Job
Check every line below for the word "type" and show those that hold it.

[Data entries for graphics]
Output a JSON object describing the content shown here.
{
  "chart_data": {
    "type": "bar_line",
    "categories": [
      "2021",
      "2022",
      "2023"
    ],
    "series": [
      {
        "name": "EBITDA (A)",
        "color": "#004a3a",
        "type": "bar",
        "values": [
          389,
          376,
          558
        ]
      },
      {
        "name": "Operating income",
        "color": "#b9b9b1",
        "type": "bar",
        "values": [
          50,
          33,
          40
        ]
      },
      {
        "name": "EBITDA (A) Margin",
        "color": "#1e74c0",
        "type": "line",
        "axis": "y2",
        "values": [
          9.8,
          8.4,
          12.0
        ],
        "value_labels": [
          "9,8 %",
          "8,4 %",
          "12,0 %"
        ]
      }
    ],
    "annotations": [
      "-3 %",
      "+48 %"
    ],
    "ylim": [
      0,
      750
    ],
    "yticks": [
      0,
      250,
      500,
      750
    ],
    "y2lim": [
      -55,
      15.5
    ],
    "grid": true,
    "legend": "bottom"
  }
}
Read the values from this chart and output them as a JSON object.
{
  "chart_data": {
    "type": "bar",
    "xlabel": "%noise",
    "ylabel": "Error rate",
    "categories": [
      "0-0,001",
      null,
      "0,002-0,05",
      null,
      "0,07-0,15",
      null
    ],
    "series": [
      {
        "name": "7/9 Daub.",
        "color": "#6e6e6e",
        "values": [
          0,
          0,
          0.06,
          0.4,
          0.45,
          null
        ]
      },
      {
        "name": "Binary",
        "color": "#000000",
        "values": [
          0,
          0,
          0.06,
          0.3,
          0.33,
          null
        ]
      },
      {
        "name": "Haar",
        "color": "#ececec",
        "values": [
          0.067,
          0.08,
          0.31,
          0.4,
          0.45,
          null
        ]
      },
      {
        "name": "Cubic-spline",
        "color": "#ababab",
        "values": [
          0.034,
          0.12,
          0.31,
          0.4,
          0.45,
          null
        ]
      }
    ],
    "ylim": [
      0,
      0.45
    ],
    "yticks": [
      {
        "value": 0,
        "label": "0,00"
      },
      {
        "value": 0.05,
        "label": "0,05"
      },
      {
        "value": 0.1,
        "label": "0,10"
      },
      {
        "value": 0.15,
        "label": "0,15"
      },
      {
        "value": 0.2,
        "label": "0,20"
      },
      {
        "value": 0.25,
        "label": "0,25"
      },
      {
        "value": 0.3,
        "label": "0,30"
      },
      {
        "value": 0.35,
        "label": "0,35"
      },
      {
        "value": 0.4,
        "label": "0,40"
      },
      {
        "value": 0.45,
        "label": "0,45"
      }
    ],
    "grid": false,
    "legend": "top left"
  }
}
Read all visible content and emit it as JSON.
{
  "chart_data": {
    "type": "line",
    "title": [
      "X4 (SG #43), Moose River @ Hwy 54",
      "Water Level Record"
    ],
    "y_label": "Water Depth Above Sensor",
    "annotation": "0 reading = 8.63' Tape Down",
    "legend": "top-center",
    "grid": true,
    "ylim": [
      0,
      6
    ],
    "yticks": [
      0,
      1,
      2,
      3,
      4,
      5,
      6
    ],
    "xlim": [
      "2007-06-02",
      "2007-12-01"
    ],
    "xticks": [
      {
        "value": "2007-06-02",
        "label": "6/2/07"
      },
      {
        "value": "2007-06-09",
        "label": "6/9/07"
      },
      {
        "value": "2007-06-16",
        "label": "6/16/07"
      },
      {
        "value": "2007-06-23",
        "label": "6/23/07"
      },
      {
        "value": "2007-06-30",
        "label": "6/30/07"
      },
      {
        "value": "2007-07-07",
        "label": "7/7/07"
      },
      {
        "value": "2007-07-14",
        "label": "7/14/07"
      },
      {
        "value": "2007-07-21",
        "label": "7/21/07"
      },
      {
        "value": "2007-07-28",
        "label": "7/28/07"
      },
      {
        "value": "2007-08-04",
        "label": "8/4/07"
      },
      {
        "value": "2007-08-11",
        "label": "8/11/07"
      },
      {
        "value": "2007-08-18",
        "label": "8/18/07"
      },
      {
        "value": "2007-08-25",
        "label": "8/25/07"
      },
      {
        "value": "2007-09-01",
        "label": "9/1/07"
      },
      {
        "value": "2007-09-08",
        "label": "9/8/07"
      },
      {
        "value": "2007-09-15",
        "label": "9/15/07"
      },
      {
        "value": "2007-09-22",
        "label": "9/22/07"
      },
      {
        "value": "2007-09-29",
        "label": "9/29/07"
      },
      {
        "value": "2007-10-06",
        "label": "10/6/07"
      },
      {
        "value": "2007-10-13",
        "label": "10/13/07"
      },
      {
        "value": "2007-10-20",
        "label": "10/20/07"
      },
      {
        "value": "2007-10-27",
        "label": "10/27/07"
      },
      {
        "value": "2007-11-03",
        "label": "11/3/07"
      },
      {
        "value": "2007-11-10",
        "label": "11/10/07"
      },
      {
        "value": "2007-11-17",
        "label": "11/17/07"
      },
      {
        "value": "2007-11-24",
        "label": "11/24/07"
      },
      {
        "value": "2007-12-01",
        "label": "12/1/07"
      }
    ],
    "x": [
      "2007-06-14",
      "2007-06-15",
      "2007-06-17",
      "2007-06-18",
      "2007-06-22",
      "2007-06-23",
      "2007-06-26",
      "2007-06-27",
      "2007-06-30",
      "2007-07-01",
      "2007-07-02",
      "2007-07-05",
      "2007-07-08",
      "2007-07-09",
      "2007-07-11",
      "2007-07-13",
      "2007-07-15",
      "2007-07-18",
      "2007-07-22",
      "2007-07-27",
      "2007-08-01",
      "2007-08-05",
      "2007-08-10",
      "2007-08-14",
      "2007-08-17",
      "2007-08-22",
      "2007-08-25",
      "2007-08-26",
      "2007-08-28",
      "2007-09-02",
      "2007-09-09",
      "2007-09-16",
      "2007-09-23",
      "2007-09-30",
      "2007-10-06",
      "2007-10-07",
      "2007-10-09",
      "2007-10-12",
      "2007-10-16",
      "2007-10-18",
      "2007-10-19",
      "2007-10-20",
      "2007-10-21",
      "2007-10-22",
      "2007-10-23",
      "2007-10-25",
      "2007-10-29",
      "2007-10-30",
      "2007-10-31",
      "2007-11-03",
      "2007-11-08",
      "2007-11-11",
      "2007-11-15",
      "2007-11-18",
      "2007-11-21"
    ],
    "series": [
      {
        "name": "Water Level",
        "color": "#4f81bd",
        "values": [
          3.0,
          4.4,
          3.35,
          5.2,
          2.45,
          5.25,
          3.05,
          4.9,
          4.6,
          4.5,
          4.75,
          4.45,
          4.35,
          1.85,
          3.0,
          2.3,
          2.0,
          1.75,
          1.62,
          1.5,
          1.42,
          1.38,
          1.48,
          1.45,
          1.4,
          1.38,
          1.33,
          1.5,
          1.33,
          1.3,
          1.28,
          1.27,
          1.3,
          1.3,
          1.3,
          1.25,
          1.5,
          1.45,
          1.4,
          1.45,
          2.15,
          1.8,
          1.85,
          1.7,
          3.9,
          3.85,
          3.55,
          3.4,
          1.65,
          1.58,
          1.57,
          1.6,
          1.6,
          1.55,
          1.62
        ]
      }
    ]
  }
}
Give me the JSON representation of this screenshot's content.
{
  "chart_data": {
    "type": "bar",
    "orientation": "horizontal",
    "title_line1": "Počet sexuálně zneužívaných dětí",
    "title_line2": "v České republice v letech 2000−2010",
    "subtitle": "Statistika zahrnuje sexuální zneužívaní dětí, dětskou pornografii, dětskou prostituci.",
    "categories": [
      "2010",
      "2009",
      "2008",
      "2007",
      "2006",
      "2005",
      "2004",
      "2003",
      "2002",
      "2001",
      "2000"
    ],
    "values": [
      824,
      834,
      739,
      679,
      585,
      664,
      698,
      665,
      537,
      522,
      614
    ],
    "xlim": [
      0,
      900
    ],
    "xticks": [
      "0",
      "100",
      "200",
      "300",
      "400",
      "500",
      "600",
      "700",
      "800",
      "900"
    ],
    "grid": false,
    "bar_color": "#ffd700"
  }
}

Solution
    "type": "bar_line",
        "type": "bar",
        "type": "bar",
        "type": "line",
    "type": "bar",
    "type": "line",
    "type": "bar",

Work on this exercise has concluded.